▸ **Stated task**
Count how many lines in the material below contain the string "해봅시다". Case counts. Reply with the number only.

▸ **Records to process**
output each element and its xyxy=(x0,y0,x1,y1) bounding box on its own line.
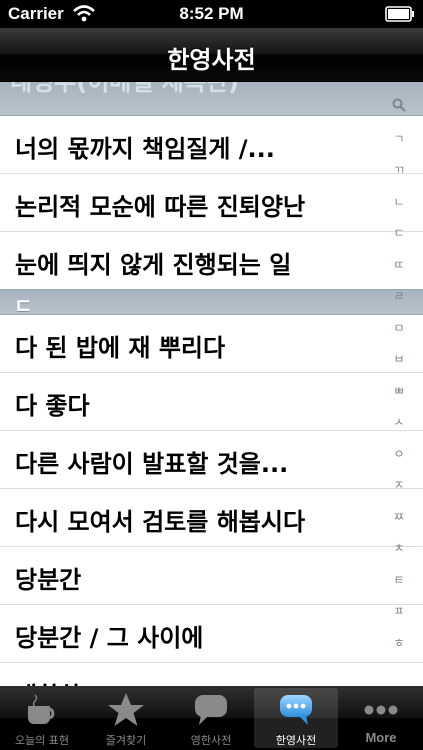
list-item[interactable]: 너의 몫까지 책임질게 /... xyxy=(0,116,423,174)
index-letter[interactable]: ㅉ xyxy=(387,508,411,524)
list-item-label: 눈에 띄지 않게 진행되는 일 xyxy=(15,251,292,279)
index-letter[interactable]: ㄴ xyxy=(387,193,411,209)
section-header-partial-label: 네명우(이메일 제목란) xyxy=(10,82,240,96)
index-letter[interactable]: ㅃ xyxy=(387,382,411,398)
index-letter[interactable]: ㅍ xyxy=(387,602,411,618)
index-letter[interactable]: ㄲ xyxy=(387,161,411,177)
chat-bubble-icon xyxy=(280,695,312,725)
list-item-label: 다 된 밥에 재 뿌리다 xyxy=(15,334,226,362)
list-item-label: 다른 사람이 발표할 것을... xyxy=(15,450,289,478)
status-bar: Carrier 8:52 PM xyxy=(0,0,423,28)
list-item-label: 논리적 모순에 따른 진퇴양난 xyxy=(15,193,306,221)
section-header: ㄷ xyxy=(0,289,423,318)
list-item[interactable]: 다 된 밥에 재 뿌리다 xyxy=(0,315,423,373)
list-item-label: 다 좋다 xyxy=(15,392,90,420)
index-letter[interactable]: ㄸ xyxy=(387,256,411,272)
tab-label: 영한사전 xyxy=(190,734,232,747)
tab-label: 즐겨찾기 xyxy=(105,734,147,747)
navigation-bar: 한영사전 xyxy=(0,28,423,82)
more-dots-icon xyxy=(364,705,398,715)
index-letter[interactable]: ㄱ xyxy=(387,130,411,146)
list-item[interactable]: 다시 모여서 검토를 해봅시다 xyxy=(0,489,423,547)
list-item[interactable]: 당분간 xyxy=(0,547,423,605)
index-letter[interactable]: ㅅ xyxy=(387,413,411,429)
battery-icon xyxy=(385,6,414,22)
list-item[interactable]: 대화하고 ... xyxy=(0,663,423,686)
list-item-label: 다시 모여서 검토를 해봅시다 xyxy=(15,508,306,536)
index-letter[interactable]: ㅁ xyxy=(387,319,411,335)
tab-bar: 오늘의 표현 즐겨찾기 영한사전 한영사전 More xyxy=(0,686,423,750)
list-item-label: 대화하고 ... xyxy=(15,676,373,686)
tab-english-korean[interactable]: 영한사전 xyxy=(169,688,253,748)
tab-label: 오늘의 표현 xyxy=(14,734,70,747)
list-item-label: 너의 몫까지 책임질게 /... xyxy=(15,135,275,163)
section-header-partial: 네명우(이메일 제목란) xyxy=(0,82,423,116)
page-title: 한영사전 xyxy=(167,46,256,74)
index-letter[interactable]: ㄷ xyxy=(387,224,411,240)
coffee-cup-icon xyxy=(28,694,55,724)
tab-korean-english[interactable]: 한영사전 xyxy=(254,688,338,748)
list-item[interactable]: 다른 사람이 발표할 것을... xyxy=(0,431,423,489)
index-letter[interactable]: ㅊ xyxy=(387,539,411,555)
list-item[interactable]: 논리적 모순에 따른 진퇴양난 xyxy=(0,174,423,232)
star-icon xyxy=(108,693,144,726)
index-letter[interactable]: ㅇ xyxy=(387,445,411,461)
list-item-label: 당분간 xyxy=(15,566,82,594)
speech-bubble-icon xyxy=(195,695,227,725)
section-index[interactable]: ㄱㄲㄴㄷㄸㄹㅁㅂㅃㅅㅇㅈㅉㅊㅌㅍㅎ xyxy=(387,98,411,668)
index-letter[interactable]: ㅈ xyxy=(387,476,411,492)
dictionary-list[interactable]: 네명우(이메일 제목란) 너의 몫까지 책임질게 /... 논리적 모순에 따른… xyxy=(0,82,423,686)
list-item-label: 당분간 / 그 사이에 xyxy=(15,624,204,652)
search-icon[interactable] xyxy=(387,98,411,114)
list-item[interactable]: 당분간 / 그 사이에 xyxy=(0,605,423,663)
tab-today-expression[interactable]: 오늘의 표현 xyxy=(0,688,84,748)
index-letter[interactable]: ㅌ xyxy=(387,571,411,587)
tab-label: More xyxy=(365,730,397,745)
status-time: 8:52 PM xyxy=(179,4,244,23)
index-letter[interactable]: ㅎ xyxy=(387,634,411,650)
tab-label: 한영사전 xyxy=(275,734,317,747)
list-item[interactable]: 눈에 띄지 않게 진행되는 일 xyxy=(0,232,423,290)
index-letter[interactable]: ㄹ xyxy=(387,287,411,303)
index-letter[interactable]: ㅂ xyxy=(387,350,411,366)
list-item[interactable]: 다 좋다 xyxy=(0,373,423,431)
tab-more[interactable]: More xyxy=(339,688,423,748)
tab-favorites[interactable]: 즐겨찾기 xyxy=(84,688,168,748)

* * *

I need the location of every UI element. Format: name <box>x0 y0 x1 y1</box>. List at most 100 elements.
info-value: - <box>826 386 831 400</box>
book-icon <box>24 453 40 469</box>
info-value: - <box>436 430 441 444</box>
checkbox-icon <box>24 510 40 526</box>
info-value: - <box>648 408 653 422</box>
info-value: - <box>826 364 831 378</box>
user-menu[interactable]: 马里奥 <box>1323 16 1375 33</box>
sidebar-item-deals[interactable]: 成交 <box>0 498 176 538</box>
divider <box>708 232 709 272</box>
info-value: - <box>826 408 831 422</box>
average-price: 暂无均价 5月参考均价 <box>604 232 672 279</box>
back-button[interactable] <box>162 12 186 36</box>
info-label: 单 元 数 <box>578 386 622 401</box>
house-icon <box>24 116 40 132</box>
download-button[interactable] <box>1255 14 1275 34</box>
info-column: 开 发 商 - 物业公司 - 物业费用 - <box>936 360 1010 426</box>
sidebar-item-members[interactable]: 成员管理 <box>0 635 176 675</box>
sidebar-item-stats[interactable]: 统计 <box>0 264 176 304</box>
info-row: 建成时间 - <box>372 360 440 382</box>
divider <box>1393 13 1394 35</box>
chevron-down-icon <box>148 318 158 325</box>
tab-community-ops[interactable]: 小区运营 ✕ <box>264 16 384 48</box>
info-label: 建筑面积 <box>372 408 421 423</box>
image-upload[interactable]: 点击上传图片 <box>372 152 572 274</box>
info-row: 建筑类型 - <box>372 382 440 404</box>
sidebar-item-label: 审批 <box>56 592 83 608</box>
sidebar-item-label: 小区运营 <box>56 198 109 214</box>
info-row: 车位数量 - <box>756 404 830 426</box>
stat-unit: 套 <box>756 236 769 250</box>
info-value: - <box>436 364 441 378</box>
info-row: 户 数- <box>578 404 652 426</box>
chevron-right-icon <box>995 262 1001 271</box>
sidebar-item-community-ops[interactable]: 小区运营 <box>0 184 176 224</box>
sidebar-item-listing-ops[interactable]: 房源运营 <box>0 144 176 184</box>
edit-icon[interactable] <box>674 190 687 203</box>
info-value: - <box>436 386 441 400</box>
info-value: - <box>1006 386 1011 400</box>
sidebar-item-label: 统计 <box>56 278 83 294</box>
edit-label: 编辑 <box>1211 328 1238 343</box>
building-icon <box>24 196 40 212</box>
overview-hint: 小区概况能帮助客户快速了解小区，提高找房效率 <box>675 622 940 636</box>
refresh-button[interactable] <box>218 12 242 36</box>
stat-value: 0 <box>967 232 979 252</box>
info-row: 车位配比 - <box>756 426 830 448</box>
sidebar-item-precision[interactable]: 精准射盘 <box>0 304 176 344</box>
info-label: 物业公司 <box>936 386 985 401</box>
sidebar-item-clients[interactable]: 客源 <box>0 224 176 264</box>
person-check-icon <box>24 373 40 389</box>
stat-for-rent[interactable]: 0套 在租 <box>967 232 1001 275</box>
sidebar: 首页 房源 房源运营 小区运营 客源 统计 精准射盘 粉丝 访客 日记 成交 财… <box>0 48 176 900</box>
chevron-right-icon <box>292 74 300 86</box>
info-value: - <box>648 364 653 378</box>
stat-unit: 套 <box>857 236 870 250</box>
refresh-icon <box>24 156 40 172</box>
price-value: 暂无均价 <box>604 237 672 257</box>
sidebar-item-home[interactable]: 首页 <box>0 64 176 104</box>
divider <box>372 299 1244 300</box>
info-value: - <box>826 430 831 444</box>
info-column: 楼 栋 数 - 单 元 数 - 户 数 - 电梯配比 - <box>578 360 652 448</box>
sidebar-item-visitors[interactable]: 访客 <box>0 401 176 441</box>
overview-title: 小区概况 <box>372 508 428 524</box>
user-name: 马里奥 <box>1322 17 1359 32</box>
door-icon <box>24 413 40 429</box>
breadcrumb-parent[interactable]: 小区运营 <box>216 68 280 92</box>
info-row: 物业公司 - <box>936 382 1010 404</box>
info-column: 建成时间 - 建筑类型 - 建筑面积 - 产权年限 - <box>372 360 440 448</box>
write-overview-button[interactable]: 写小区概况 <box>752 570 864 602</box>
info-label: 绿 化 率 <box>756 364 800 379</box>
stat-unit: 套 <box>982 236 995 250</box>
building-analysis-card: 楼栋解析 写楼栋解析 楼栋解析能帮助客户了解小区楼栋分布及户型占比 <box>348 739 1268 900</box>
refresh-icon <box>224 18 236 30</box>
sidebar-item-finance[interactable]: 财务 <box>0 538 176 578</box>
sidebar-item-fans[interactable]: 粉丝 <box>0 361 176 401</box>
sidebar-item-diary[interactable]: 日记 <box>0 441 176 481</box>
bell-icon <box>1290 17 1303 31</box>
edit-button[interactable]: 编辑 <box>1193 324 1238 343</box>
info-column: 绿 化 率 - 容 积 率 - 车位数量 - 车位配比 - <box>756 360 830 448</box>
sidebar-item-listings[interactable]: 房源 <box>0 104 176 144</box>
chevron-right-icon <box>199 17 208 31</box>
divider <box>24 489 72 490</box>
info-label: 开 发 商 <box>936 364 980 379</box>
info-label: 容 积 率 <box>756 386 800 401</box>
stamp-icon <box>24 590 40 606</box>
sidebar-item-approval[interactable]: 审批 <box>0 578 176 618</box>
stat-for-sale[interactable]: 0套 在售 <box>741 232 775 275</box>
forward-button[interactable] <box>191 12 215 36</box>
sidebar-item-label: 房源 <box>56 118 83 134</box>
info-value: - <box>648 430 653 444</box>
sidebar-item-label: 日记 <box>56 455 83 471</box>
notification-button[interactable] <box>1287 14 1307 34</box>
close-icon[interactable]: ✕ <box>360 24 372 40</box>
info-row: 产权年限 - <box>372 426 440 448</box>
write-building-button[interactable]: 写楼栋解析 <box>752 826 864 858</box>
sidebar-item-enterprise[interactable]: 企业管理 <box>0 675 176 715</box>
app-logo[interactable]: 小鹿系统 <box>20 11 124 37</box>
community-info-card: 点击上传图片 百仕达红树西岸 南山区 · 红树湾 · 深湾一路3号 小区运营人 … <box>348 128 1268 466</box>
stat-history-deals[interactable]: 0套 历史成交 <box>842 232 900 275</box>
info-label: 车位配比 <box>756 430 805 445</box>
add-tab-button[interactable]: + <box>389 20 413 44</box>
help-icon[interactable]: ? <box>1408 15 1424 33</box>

▸ **Result of this exercise**
2